● **Task data**
>> BEGIN

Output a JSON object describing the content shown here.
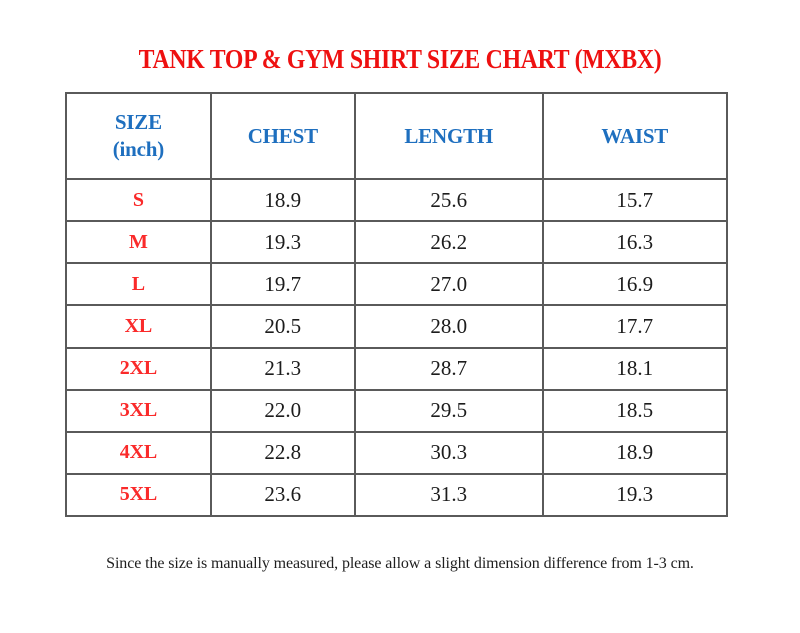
{
  "title": "TANK TOP & GYM SHIRT SIZE CHART (MXBX)",
  "table": {
    "headers": [
      "SIZE\n(inch)",
      "CHEST",
      "LENGTH",
      "WAIST"
    ],
    "rows": [
      {
        "size": "S",
        "chest": "18.9",
        "length": "25.6",
        "waist": "15.7"
      },
      {
        "size": "M",
        "chest": "19.3",
        "length": "26.2",
        "waist": "16.3"
      },
      {
        "size": "L",
        "chest": "19.7",
        "length": "27.0",
        "waist": "16.9"
      },
      {
        "size": "XL",
        "chest": "20.5",
        "length": "28.0",
        "waist": "17.7"
      },
      {
        "size": "2XL",
        "chest": "21.3",
        "length": "28.7",
        "waist": "18.1"
      },
      {
        "size": "3XL",
        "chest": "22.0",
        "length": "29.5",
        "waist": "18.5"
      },
      {
        "size": "4XL",
        "chest": "22.8",
        "length": "30.3",
        "waist": "18.9"
      },
      {
        "size": "5XL",
        "chest": "23.6",
        "length": "31.3",
        "waist": "19.3"
      }
    ]
  },
  "footnote": "Since the size is manually measured, please allow a slight dimension difference from 1-3 cm.",
  "colors": {
    "title_red": "#ee1010",
    "size_label_red": "#fa2a2a",
    "header_blue": "#1e6fbf",
    "value_text": "#1c1c1c",
    "grid_line": "#5a5a5a",
    "page_bg": "#ffffff"
  },
  "chart_data": {
    "type": "table",
    "title": "TANK TOP & GYM SHIRT SIZE CHART (MXBX)",
    "unit": "inch",
    "columns": [
      "SIZE (inch)",
      "CHEST",
      "LENGTH",
      "WAIST"
    ],
    "rows": [
      [
        "S",
        18.9,
        25.6,
        15.7
      ],
      [
        "M",
        19.3,
        26.2,
        16.3
      ],
      [
        "L",
        19.7,
        27.0,
        16.9
      ],
      [
        "XL",
        20.5,
        28.0,
        17.7
      ],
      [
        "2XL",
        21.3,
        28.7,
        18.1
      ],
      [
        "3XL",
        22.0,
        29.5,
        18.5
      ],
      [
        "4XL",
        22.8,
        30.3,
        18.9
      ],
      [
        "5XL",
        23.6,
        31.3,
        19.3
      ]
    ],
    "note": "Since the size is manually measured, please allow a slight dimension difference from 1-3 cm."
  }
}
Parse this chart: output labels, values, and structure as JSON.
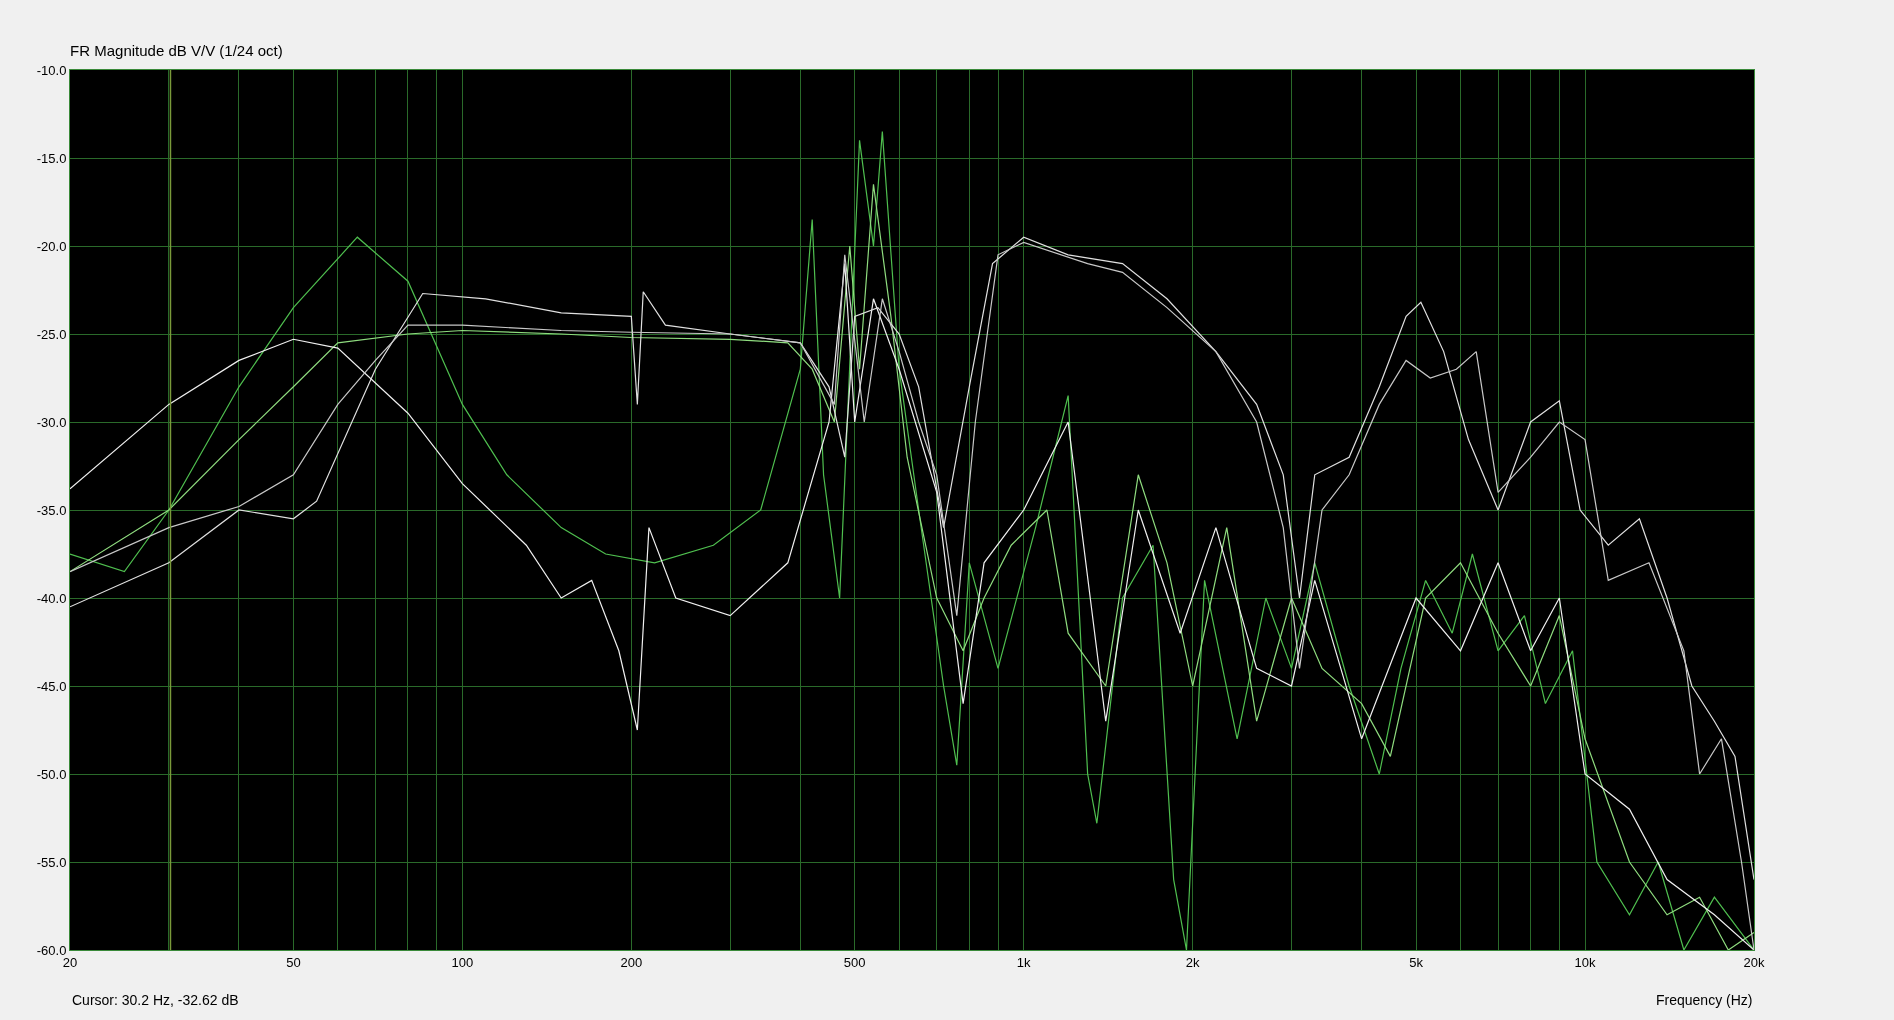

>> END

● **Given instruction**
Without including any pictures, please restate all the records exactly.

● **Solution for this problem**
Output a JSON object describing the content shown here.
{
  "title": "TANK TOP & GYM SHIRT SIZE CHART (MXBX)",
  "table": {
    "headers": [
      "SIZE\n(inch)",
      "CHEST",
      "LENGTH",
      "WAIST"
    ],
    "rows": [
      {
        "size": "S",
        "chest": "18.9",
        "length": "25.6",
        "waist": "15.7"
      },
      {
        "size": "M",
        "chest": "19.3",
        "length": "26.2",
        "waist": "16.3"
      },
      {
        "size": "L",
        "chest": "19.7",
        "length": "27.0",
        "waist": "16.9"
      },
      {
        "size": "XL",
        "chest": "20.5",
        "length": "28.0",
        "waist": "17.7"
      },
      {
        "size": "2XL",
        "chest": "21.3",
        "length": "28.7",
        "waist": "18.1"
      },
      {
        "size": "3XL",
        "chest": "22.0",
        "length": "29.5",
        "waist": "18.5"
      },
      {
        "size": "4XL",
        "chest": "22.8",
        "length": "30.3",
        "waist": "18.9"
      },
      {
        "size": "5XL",
        "chest": "23.6",
        "length": "31.3",
        "waist": "19.3"
      }
    ]
  },
  "footnote": "Since the size is manually measured, please allow a slight dimension difference from 1-3 cm.",
  "colors": {
    "title_red": "#ee1010",
    "size_label_red": "#fa2a2a",
    "header_blue": "#1e6fbf",
    "value_text": "#1c1c1c",
    "grid_line": "#5a5a5a",
    "page_bg": "#ffffff"
  },
  "chart_data": {
    "type": "table",
    "title": "TANK TOP & GYM SHIRT SIZE CHART (MXBX)",
    "unit": "inch",
    "columns": [
      "SIZE (inch)",
      "CHEST",
      "LENGTH",
      "WAIST"
    ],
    "rows": [
      [
        "S",
        18.9,
        25.6,
        15.7
      ],
      [
        "M",
        19.3,
        26.2,
        16.3
      ],
      [
        "L",
        19.7,
        27.0,
        16.9
      ],
      [
        "XL",
        20.5,
        28.0,
        17.7
      ],
      [
        "2XL",
        21.3,
        28.7,
        18.1
      ],
      [
        "3XL",
        22.0,
        29.5,
        18.5
      ],
      [
        "4XL",
        22.8,
        30.3,
        18.9
      ],
      [
        "5XL",
        23.6,
        31.3,
        19.3
      ]
    ],
    "note": "Since the size is manually measured, please allow a slight dimension difference from 1-3 cm."
  }
}
Parse this chart: output labels, values, and structure as JSON.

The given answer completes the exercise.